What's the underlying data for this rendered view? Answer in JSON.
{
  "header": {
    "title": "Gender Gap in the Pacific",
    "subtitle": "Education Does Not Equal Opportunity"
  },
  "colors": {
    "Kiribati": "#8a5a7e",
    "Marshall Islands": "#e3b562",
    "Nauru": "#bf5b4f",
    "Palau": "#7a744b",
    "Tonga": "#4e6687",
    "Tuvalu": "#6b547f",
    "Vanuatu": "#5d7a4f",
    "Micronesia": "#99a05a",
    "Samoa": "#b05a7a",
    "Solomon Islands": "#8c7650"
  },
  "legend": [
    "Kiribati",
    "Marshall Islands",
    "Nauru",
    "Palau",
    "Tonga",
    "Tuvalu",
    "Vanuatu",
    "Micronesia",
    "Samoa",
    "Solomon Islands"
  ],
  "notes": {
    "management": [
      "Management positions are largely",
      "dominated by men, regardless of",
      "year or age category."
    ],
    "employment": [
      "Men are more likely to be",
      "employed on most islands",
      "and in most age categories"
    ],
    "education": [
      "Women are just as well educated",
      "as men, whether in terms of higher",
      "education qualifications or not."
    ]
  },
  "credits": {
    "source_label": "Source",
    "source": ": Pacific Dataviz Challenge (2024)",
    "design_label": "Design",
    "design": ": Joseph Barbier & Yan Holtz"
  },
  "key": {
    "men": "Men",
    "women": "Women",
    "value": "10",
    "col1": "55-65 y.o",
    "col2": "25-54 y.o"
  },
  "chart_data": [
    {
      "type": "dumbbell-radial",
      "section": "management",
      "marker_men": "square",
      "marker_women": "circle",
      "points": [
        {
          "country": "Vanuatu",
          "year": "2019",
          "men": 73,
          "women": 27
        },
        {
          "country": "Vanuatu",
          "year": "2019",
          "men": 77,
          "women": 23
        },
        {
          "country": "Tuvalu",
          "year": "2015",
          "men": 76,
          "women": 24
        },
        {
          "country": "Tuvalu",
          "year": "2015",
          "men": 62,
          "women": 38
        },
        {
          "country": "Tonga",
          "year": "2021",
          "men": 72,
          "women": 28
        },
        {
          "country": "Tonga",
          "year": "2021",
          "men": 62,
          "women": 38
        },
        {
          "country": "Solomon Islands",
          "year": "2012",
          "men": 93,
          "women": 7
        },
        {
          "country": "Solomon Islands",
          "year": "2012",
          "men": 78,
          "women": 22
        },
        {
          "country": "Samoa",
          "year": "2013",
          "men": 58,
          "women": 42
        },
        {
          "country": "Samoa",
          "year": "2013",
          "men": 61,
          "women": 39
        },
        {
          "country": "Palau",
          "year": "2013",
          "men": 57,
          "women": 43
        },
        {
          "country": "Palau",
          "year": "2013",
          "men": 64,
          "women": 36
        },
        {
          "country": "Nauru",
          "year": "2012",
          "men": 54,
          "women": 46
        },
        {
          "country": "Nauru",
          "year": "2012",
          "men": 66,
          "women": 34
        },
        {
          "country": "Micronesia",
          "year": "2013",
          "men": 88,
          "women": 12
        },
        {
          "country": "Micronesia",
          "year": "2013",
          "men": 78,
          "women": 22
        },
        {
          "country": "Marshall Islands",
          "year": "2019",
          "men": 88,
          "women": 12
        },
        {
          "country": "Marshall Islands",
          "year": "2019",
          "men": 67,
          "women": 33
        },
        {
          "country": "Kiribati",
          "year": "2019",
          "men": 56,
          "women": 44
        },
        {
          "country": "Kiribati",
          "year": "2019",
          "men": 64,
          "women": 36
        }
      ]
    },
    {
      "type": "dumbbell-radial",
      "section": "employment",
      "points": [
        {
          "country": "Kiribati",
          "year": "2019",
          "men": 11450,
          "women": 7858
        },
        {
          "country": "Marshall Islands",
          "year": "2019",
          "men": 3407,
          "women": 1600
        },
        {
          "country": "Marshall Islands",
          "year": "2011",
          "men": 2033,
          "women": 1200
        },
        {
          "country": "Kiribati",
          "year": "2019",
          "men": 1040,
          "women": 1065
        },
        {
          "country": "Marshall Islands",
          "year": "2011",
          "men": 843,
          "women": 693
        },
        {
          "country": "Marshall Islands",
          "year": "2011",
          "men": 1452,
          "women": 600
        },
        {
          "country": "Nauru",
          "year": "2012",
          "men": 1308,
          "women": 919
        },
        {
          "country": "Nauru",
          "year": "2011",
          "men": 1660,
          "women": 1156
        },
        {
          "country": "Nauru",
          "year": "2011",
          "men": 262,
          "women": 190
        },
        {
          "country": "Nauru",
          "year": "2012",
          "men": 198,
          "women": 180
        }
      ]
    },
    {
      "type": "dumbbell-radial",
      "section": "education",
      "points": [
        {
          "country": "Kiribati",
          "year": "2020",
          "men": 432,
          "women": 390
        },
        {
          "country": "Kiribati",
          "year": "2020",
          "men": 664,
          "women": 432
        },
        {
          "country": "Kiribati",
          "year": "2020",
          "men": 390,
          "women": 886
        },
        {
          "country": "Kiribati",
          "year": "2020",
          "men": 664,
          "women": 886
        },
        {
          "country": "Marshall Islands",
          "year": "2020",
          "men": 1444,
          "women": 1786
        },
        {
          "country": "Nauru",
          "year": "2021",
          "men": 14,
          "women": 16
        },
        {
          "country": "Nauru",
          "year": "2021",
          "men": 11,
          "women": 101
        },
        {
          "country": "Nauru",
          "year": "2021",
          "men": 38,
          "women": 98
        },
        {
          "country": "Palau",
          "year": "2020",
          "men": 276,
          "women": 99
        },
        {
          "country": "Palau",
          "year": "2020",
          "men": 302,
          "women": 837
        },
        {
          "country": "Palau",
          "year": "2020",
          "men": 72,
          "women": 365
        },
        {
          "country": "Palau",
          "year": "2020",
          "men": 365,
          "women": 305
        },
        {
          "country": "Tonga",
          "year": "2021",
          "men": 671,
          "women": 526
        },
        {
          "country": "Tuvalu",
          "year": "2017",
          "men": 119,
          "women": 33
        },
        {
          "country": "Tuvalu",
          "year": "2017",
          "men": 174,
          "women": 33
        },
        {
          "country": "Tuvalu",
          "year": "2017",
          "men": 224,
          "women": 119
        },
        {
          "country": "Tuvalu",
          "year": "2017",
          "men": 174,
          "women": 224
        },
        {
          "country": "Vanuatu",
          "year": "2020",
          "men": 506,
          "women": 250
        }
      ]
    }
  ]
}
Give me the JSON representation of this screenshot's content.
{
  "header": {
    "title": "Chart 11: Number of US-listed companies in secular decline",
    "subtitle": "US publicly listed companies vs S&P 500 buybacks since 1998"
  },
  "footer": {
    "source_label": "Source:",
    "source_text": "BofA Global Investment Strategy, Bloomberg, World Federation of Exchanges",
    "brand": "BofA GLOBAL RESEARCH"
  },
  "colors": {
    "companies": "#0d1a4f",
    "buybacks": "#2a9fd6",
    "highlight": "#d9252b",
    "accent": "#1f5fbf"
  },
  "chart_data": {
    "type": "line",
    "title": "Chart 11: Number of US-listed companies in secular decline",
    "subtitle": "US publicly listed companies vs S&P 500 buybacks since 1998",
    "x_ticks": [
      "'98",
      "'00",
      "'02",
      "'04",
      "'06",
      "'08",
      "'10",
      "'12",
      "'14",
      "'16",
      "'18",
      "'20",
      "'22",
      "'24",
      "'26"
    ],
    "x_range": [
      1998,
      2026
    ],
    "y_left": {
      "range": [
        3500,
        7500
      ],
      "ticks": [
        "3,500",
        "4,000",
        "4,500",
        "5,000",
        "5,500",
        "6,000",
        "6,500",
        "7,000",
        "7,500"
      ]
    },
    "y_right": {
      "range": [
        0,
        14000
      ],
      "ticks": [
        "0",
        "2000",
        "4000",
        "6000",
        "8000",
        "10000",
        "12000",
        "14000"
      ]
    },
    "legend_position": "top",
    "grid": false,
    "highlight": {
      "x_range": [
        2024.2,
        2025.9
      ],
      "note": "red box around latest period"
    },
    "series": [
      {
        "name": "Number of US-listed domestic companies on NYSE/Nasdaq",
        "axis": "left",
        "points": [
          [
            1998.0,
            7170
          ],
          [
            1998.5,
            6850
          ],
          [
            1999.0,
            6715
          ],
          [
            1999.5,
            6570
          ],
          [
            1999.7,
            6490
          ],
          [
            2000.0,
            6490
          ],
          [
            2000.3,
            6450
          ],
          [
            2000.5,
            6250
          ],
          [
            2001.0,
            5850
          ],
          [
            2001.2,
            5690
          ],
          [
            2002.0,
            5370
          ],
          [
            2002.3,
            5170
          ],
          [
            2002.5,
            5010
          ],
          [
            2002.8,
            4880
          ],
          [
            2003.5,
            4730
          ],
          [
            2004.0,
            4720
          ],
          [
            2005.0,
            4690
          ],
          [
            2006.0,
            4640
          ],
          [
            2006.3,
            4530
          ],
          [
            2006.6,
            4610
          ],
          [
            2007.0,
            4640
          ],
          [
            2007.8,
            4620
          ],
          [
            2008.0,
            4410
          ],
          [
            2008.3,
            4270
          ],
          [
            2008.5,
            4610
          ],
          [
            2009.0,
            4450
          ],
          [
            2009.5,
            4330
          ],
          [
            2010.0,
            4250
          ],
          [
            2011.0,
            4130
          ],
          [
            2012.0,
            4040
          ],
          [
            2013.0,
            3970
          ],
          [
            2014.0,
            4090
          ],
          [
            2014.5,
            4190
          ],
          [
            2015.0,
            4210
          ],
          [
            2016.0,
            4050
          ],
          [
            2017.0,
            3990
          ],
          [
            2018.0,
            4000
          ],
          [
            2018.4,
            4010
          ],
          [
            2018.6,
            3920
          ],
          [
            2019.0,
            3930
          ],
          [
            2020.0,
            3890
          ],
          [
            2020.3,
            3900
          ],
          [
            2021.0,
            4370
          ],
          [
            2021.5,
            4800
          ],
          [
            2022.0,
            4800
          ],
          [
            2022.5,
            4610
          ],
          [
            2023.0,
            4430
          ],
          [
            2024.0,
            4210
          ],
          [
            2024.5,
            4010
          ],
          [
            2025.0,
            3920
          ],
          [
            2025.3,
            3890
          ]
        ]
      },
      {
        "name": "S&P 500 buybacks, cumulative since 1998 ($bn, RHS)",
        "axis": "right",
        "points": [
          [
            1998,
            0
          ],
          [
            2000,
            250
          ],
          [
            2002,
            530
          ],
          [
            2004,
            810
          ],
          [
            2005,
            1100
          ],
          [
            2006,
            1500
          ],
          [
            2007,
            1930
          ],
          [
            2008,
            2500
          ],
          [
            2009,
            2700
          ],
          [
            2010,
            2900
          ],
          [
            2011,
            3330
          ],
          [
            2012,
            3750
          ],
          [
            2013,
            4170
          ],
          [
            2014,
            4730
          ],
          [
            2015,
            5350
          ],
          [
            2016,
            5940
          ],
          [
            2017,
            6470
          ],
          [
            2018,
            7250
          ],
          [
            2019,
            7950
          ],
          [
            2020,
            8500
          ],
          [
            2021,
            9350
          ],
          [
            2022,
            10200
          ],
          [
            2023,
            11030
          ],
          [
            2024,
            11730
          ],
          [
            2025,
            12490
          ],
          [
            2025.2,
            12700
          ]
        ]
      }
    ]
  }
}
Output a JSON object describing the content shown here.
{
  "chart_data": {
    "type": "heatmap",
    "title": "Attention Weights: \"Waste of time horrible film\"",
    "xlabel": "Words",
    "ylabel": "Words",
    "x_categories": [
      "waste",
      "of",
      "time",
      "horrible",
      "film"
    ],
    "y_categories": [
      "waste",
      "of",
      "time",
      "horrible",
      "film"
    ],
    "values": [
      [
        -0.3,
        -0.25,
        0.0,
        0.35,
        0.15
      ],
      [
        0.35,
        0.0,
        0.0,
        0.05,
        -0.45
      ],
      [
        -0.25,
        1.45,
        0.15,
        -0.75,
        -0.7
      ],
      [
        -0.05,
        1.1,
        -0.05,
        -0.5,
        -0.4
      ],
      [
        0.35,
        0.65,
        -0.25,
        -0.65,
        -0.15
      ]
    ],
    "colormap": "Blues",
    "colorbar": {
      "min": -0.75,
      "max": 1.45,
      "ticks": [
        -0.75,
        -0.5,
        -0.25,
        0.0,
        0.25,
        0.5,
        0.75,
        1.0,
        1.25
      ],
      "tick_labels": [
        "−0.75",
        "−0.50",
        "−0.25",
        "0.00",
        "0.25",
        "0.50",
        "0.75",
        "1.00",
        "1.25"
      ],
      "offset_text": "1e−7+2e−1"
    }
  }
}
····················
### SHORT EXERCISE
Pull out each line of the listing that holds the string "Pacific".

### TASK RESPONSE
    "title": "Gender Gap in the Pacific",
    "source": ": Pacific Dataviz Challenge (2024)",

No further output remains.